[Dataset rows about figures]
┌────────

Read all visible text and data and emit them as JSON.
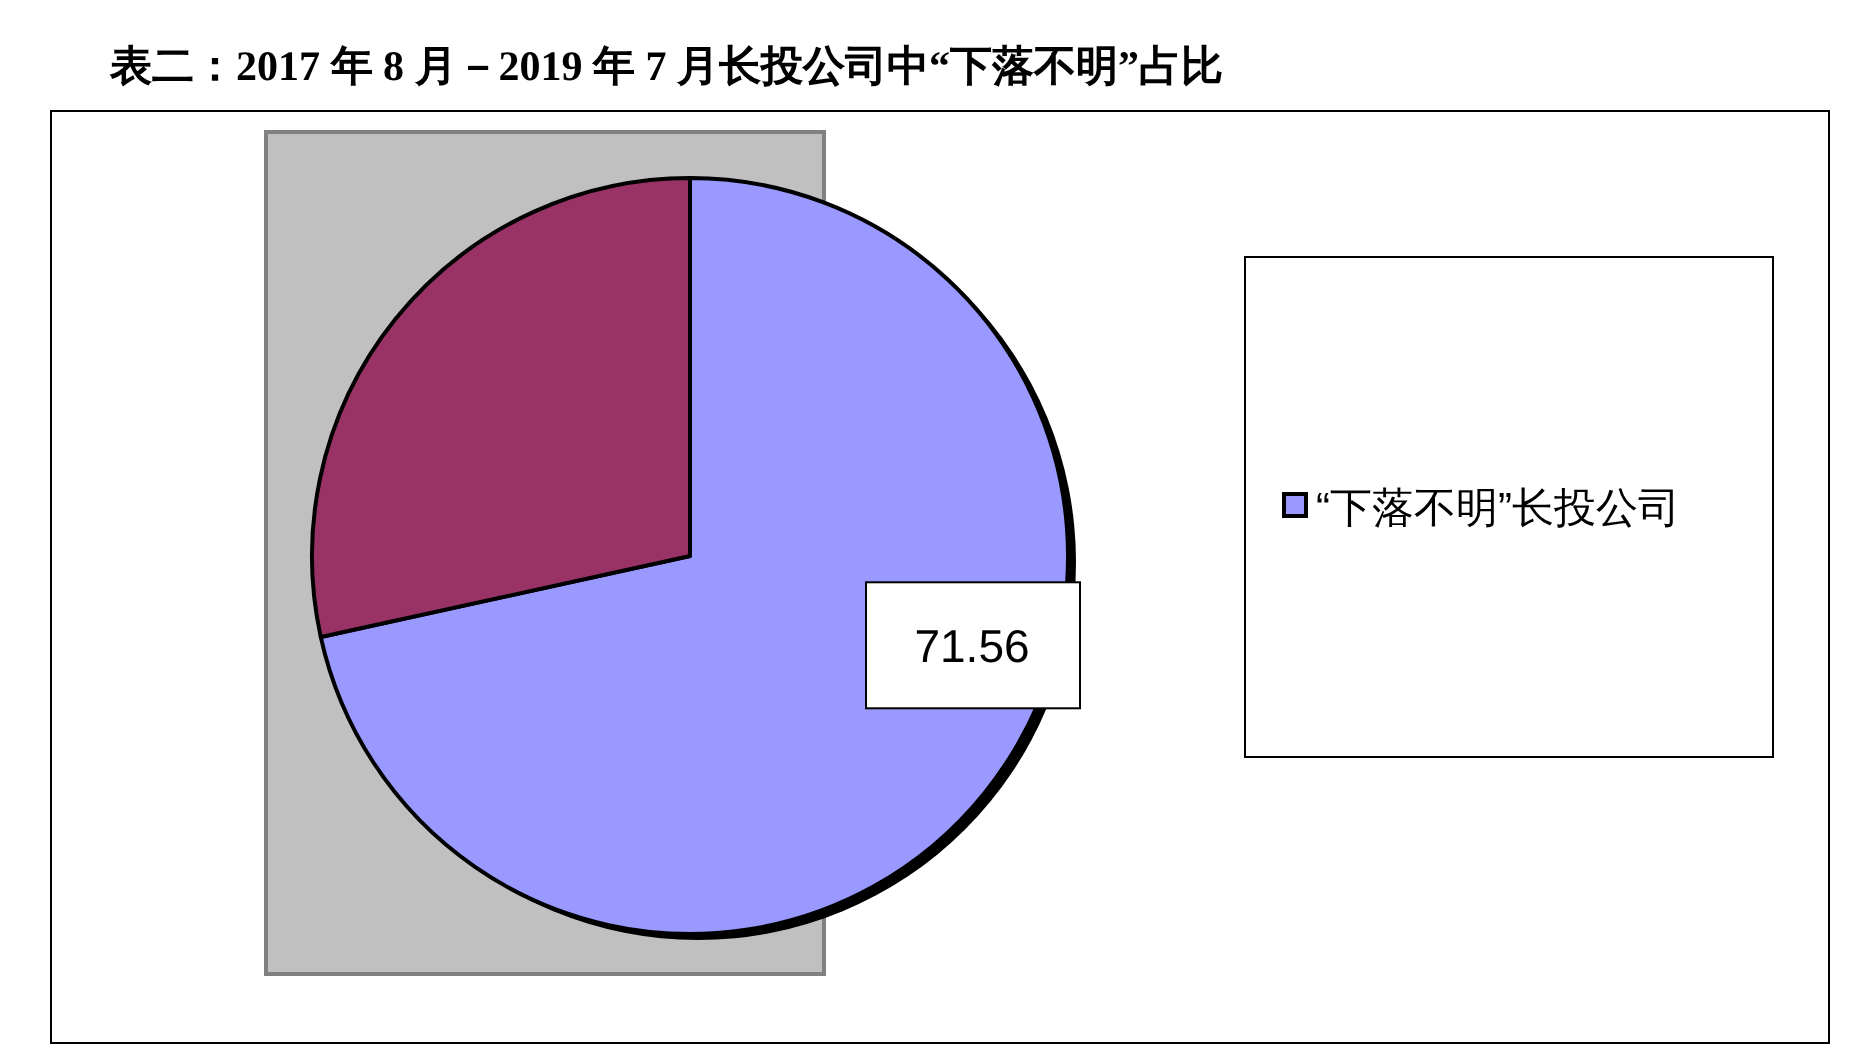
{
  "chart_data": {
    "type": "pie",
    "title": "表二：2017 年 8 月－2019 年 7 月长投公司中“下落不明”占比",
    "categories": [
      "“下落不明”长投公司",
      null
    ],
    "values": [
      71.56,
      28.44
    ],
    "colors": [
      "#9999ff",
      "#993366"
    ],
    "value_labels": [
      "71.56",
      null
    ],
    "legend": "right"
  }
}
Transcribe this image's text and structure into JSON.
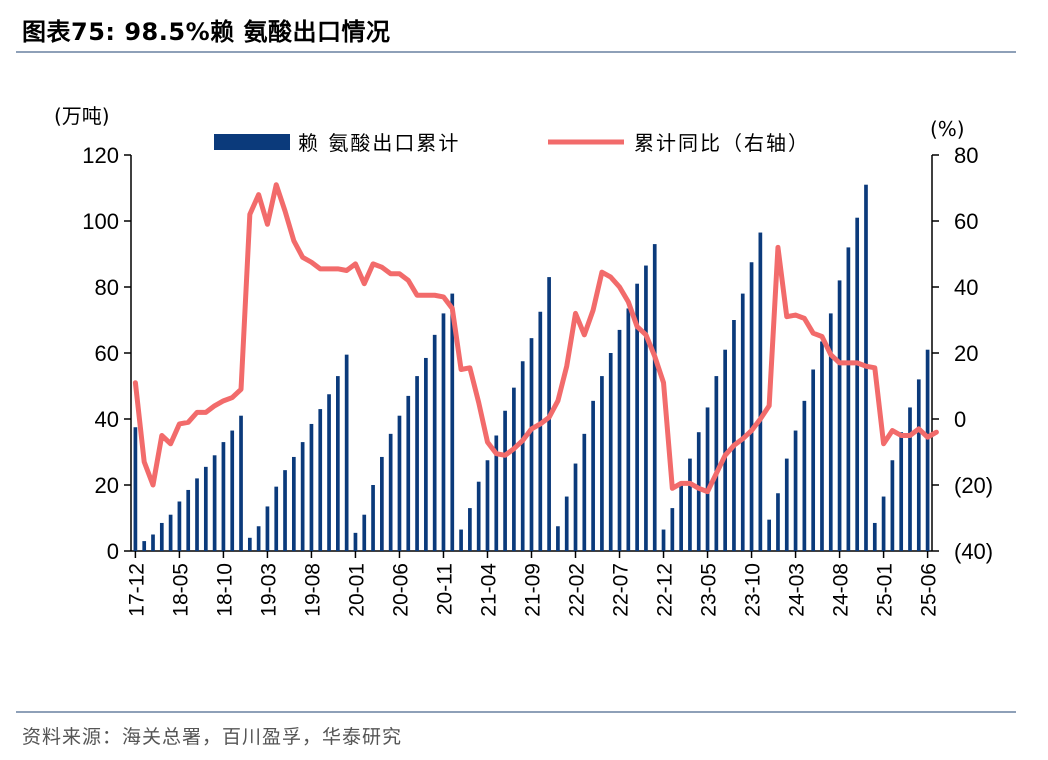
{
  "header": {
    "title": "图表75:   98.5%赖 氨酸出口情况"
  },
  "footer": {
    "source": "资料来源：海关总署，百川盈孚，华泰研究"
  },
  "colors": {
    "bar": "#0B3A7B",
    "line": "#F26B6B",
    "rule": "#8EA0B8"
  },
  "chart_data": {
    "type": "bar+line",
    "left_unit": "(万吨)",
    "right_unit": "(%)",
    "left_ylim": [
      0,
      120
    ],
    "left_ticks": [
      "0",
      "20",
      "40",
      "60",
      "80",
      "100",
      "120"
    ],
    "right_ylim": [
      -40,
      80
    ],
    "right_ticks": [
      "(40)",
      "(20)",
      "0",
      "20",
      "40",
      "60",
      "80"
    ],
    "x_tick_labels": [
      "17-12",
      "18-05",
      "18-10",
      "19-03",
      "19-08",
      "20-01",
      "20-06",
      "20-11",
      "21-04",
      "21-09",
      "22-02",
      "22-07",
      "22-12",
      "23-05",
      "23-10",
      "24-03",
      "24-08",
      "25-01",
      "25-06"
    ],
    "legend": {
      "bar_label": "赖 氨酸出口累计",
      "line_label": "累计同比（右轴）"
    },
    "series": [
      {
        "name": "赖 氨酸出口累计",
        "type": "bar",
        "axis": "left",
        "values": [
          37.5,
          3,
          5,
          8.5,
          11,
          15,
          18.5,
          22,
          25.5,
          29,
          33,
          36.5,
          41,
          4,
          7.5,
          13.5,
          19.5,
          24.5,
          28.5,
          33,
          38.5,
          43,
          47.5,
          53,
          59.5,
          5.5,
          11,
          20,
          28.5,
          35.5,
          41,
          47,
          53,
          58.5,
          65.5,
          72,
          78,
          6.5,
          13,
          21,
          27.5,
          35,
          42.5,
          49.5,
          57.5,
          64.5,
          72.5,
          83,
          7.5,
          16.5,
          26.5,
          35.5,
          45.5,
          53,
          60,
          67,
          73.5,
          81,
          86.5,
          93,
          6.5,
          13,
          21,
          28,
          36,
          43.5,
          53,
          61,
          70,
          78,
          87.5,
          96.5,
          9.5,
          17.5,
          28,
          36.5,
          45.5,
          55,
          63.5,
          72,
          82,
          92,
          101,
          111,
          8.5,
          16.5,
          27.5,
          36,
          43.5,
          52,
          61
        ]
      },
      {
        "name": "累计同比（右轴）",
        "type": "line",
        "axis": "right",
        "values": [
          11,
          -13,
          -20,
          -5,
          -7.5,
          -1.5,
          -1,
          2,
          2,
          4,
          5.5,
          6.5,
          9,
          62,
          68,
          59,
          71,
          63,
          54,
          49,
          47.5,
          45.5,
          45.5,
          45.5,
          45,
          47,
          41,
          47,
          46,
          44,
          44,
          42,
          37.5,
          37.5,
          37.5,
          37,
          33.5,
          15,
          15.5,
          5,
          -7,
          -10.5,
          -11,
          -9,
          -6.5,
          -3,
          -1.5,
          0.5,
          5.5,
          16,
          32,
          25.5,
          33,
          44.5,
          43,
          40,
          35.5,
          28,
          25.5,
          19,
          11,
          -21,
          -19.5,
          -19.5,
          -21,
          -22,
          -16.5,
          -11,
          -8,
          -6,
          -3.5,
          0,
          4,
          52,
          31,
          31.5,
          30.5,
          26,
          25,
          19.5,
          17,
          17,
          17,
          16,
          15.5,
          -7.5,
          -3.5,
          -5,
          -5,
          -3,
          -5.5,
          -4
        ]
      }
    ]
  }
}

└────────

Your task is to repeat the data above exactly while excluding the pictures.

Read all visible text and data and emit them as JSON.
{
  "chart_data": {
    "type": "pie",
    "title": "表二：2017 年 8 月－2019 年 7 月长投公司中“下落不明”占比",
    "categories": [
      "“下落不明”长投公司",
      null
    ],
    "values": [
      71.56,
      28.44
    ],
    "colors": [
      "#9999ff",
      "#993366"
    ],
    "value_labels": [
      "71.56",
      null
    ],
    "legend": "right"
  }
}
Transcribe this image's text and structure into JSON.
{
  "header": {
    "title": "图表75:   98.5%赖 氨酸出口情况"
  },
  "footer": {
    "source": "资料来源：海关总署，百川盈孚，华泰研究"
  },
  "colors": {
    "bar": "#0B3A7B",
    "line": "#F26B6B",
    "rule": "#8EA0B8"
  },
  "chart_data": {
    "type": "bar+line",
    "left_unit": "(万吨)",
    "right_unit": "(%)",
    "left_ylim": [
      0,
      120
    ],
    "left_ticks": [
      "0",
      "20",
      "40",
      "60",
      "80",
      "100",
      "120"
    ],
    "right_ylim": [
      -40,
      80
    ],
    "right_ticks": [
      "(40)",
      "(20)",
      "0",
      "20",
      "40",
      "60",
      "80"
    ],
    "x_tick_labels": [
      "17-12",
      "18-05",
      "18-10",
      "19-03",
      "19-08",
      "20-01",
      "20-06",
      "20-11",
      "21-04",
      "21-09",
      "22-02",
      "22-07",
      "22-12",
      "23-05",
      "23-10",
      "24-03",
      "24-08",
      "25-01",
      "25-06"
    ],
    "legend": {
      "bar_label": "赖 氨酸出口累计",
      "line_label": "累计同比（右轴）"
    },
    "series": [
      {
        "name": "赖 氨酸出口累计",
        "type": "bar",
        "axis": "left",
        "values": [
          37.5,
          3,
          5,
          8.5,
          11,
          15,
          18.5,
          22,
          25.5,
          29,
          33,
          36.5,
          41,
          4,
          7.5,
          13.5,
          19.5,
          24.5,
          28.5,
          33,
          38.5,
          43,
          47.5,
          53,
          59.5,
          5.5,
          11,
          20,
          28.5,
          35.5,
          41,
          47,
          53,
          58.5,
          65.5,
          72,
          78,
          6.5,
          13,
          21,
          27.5,
          35,
          42.5,
          49.5,
          57.5,
          64.5,
          72.5,
          83,
          7.5,
          16.5,
          26.5,
          35.5,
          45.5,
          53,
          60,
          67,
          73.5,
          81,
          86.5,
          93,
          6.5,
          13,
          21,
          28,
          36,
          43.5,
          53,
          61,
          70,
          78,
          87.5,
          96.5,
          9.5,
          17.5,
          28,
          36.5,
          45.5,
          55,
          63.5,
          72,
          82,
          92,
          101,
          111,
          8.5,
          16.5,
          27.5,
          36,
          43.5,
          52,
          61
        ]
      },
      {
        "name": "累计同比（右轴）",
        "type": "line",
        "axis": "right",
        "values": [
          11,
          -13,
          -20,
          -5,
          -7.5,
          -1.5,
          -1,
          2,
          2,
          4,
          5.5,
          6.5,
          9,
          62,
          68,
          59,
          71,
          63,
          54,
          49,
          47.5,
          45.5,
          45.5,
          45.5,
          45,
          47,
          41,
          47,
          46,
          44,
          44,
          42,
          37.5,
          37.5,
          37.5,
          37,
          33.5,
          15,
          15.5,
          5,
          -7,
          -10.5,
          -11,
          -9,
          -6.5,
          -3,
          -1.5,
          0.5,
          5.5,
          16,
          32,
          25.5,
          33,
          44.5,
          43,
          40,
          35.5,
          28,
          25.5,
          19,
          11,
          -21,
          -19.5,
          -19.5,
          -21,
          -22,
          -16.5,
          -11,
          -8,
          -6,
          -3.5,
          0,
          4,
          52,
          31,
          31.5,
          30.5,
          26,
          25,
          19.5,
          17,
          17,
          17,
          16,
          15.5,
          -7.5,
          -3.5,
          -5,
          -5,
          -3,
          -5.5,
          -4
        ]
      }
    ]
  }
}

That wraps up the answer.